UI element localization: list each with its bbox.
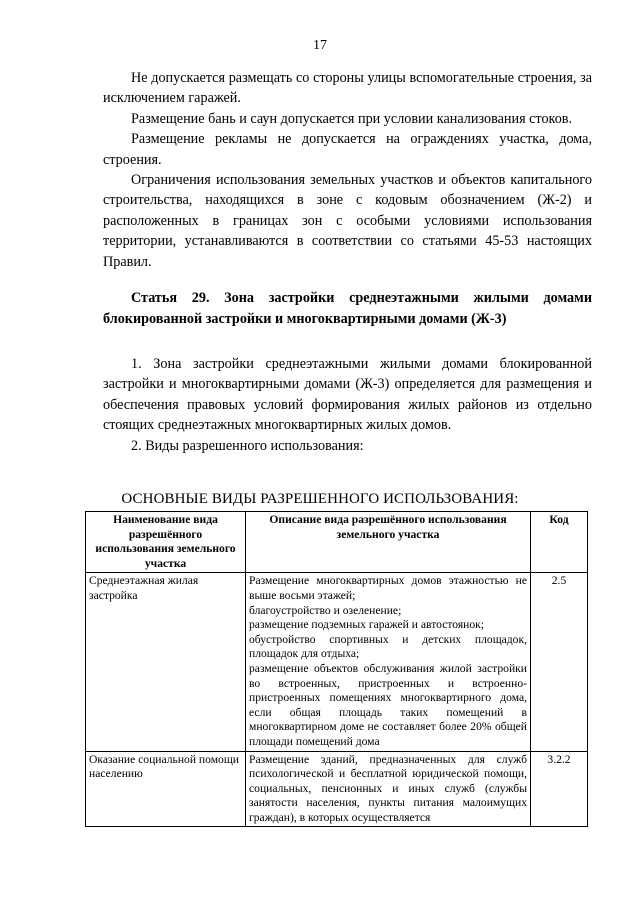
use-code-cell: 3.2.2 bbox=[531, 751, 588, 827]
table-title: ОСНОВНЫЕ ВИДЫ РАЗРЕШЕННОГО ИСПОЛЬЗОВАНИЯ: bbox=[121, 491, 519, 507]
description-line: Размещение зданий, предназначенных для служб психологической и бесплатной юридической помощи, социальных, пенсионных и иных служб (службы занятости населения, пункты питания малоимущих граждан), в которых осуществляется bbox=[249, 752, 527, 824]
table-row bbox=[86, 751, 588, 827]
description-line: благоустройство и озеленение; bbox=[249, 603, 402, 617]
table-row bbox=[86, 573, 588, 751]
table-header-row bbox=[86, 512, 588, 573]
description-line: Размещение многоквартирных домов этажностью не выше восьми этажей; bbox=[249, 574, 527, 602]
paragraph: Ограничения использования земельных участков и объектов капитального строительства, находящихся в зоне с кодовым обозначением (Ж-2) и расположенных в границах зон с особыми условиями использования территории, устанавливаются в соответствии со статьями 45-53 настоящих Правил. bbox=[103, 172, 592, 270]
use-code-cell: 2.5 bbox=[531, 573, 588, 751]
permitted-uses-table bbox=[85, 511, 588, 827]
use-name-cell: Оказание социальной помощи населению bbox=[86, 751, 246, 827]
column-header-code: Код bbox=[531, 512, 588, 573]
description-line: размещение подземных гаражей и автостоянок; bbox=[249, 618, 485, 632]
paragraph: 1. Зона застройки среднеэтажными жилыми домами блокированной застройки и многоквартирными домами (Ж-3) определяется для размещения и обеспечения правовых условий формирования жилых районов из отдельно стоящих среднеэтажных многоквартирных жилых домов. bbox=[103, 356, 592, 434]
description-line: обустройство спортивных и детских площадок, площадок для отдыха; bbox=[249, 632, 527, 661]
page-number: 17 bbox=[313, 38, 327, 53]
column-header-name: Наименование вида разрешённого использования земельного участка bbox=[86, 512, 246, 573]
paragraph: Не допускается размещать со стороны улицы вспомогательные строения, за исключением гаражей. bbox=[103, 70, 592, 107]
paragraph: 2. Виды разрешенного использования: bbox=[131, 437, 364, 454]
description-line: размещение объектов обслуживания жилой застройки во встроенных, пристроенных и встроенно-пристроенных помещениях многоквартирного дома, если общая площадь таких помещений в многоквартирном доме не составляет более 20% общей площади помещений дома bbox=[249, 661, 527, 748]
paragraph: Размещение рекламы не допускается на ограждениях участка, дома, строения. bbox=[103, 131, 592, 168]
use-name-cell: Среднеэтажная жилая застройка bbox=[86, 573, 246, 751]
body-text bbox=[103, 68, 592, 456]
use-description-cell bbox=[246, 751, 531, 827]
use-description-cell bbox=[246, 573, 531, 751]
paragraph: Размещение бань и саун допускается при условии канализования стоков. bbox=[131, 110, 573, 127]
article-heading: Статья 29. Зона застройки среднеэтажными жилыми домами блокированной застройки и многоквартирными домами (Ж-3) bbox=[103, 290, 592, 328]
column-header-description: Описание вида разрешённого использования земельного участка bbox=[246, 512, 531, 573]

============================================================

▸ Task prompt
Update the entries above by replacing "description-line" with "text-line" throughout, leaving everything else unchanged. Omit the pictures from your answer.

▸ Answer for the task
UI element localization: list each with its bbox.
use-code-cell: 3.2.2 bbox=[531, 751, 588, 827]
table-title: ОСНОВНЫЕ ВИДЫ РАЗРЕШЕННОГО ИСПОЛЬЗОВАНИЯ: bbox=[121, 491, 519, 507]
text-line: Размещение зданий, предназначенных для служб психологической и бесплатной юридической помощи, социальных, пенсионных и иных служб (службы занятости населения, пункты питания малоимущих граждан), в которых осуществляется bbox=[249, 752, 527, 824]
table-row bbox=[86, 751, 588, 827]
text-line: благоустройство и озеленение; bbox=[249, 603, 402, 617]
table-row bbox=[86, 573, 588, 751]
table-header-row bbox=[86, 512, 588, 573]
text-line: Размещение многоквартирных домов этажностью не выше восьми этажей; bbox=[249, 574, 527, 602]
paragraph: Ограничения использования земельных участков и объектов капитального строительства, находящихся в зоне с кодовым обозначением (Ж-2) и расположенных в границах зон с особыми условиями использования территории, устанавливаются в соответствии со статьями 45-53 настоящих Правил. bbox=[103, 172, 592, 270]
use-code-cell: 2.5 bbox=[531, 573, 588, 751]
permitted-uses-table bbox=[85, 511, 588, 827]
use-name-cell: Оказание социальной помощи населению bbox=[86, 751, 246, 827]
column-header-code: Код bbox=[531, 512, 588, 573]
text-line: размещение подземных гаражей и автостоянок; bbox=[249, 618, 485, 632]
paragraph: 1. Зона застройки среднеэтажными жилыми домами блокированной застройки и многоквартирными домами (Ж-3) определяется для размещения и обеспечения правовых условий формирования жилых районов из отдельно стоящих среднеэтажных многоквартирных жилых домов. bbox=[103, 356, 592, 434]
text-line: обустройство спортивных и детских площадок, площадок для отдыха; bbox=[249, 632, 527, 661]
page-number: 17 bbox=[313, 38, 327, 53]
column-header-name: Наименование вида разрешённого использования земельного участка bbox=[86, 512, 246, 573]
paragraph: Не допускается размещать со стороны улицы вспомогательные строения, за исключением гаражей. bbox=[103, 70, 592, 107]
paragraph: 2. Виды разрешенного использования: bbox=[131, 437, 364, 454]
text-line: размещение объектов обслуживания жилой застройки во встроенных, пристроенных и встроенно-пристроенных помещениях многоквартирного дома, если общая площадь таких помещений в многоквартирном доме не составляет более 20% общей площади помещений дома bbox=[249, 661, 527, 748]
paragraph: Размещение рекламы не допускается на ограждениях участка, дома, строения. bbox=[103, 131, 592, 168]
use-name-cell: Среднеэтажная жилая застройка bbox=[86, 573, 246, 751]
body-text bbox=[103, 68, 592, 456]
use-description-cell bbox=[246, 751, 531, 827]
use-description-cell bbox=[246, 573, 531, 751]
paragraph: Размещение бань и саун допускается при условии канализования стоков. bbox=[131, 110, 573, 127]
article-heading: Статья 29. Зона застройки среднеэтажными жилыми домами блокированной застройки и многоквартирными домами (Ж-3) bbox=[103, 290, 592, 328]
column-header-description: Описание вида разрешённого использования земельного участка bbox=[246, 512, 531, 573]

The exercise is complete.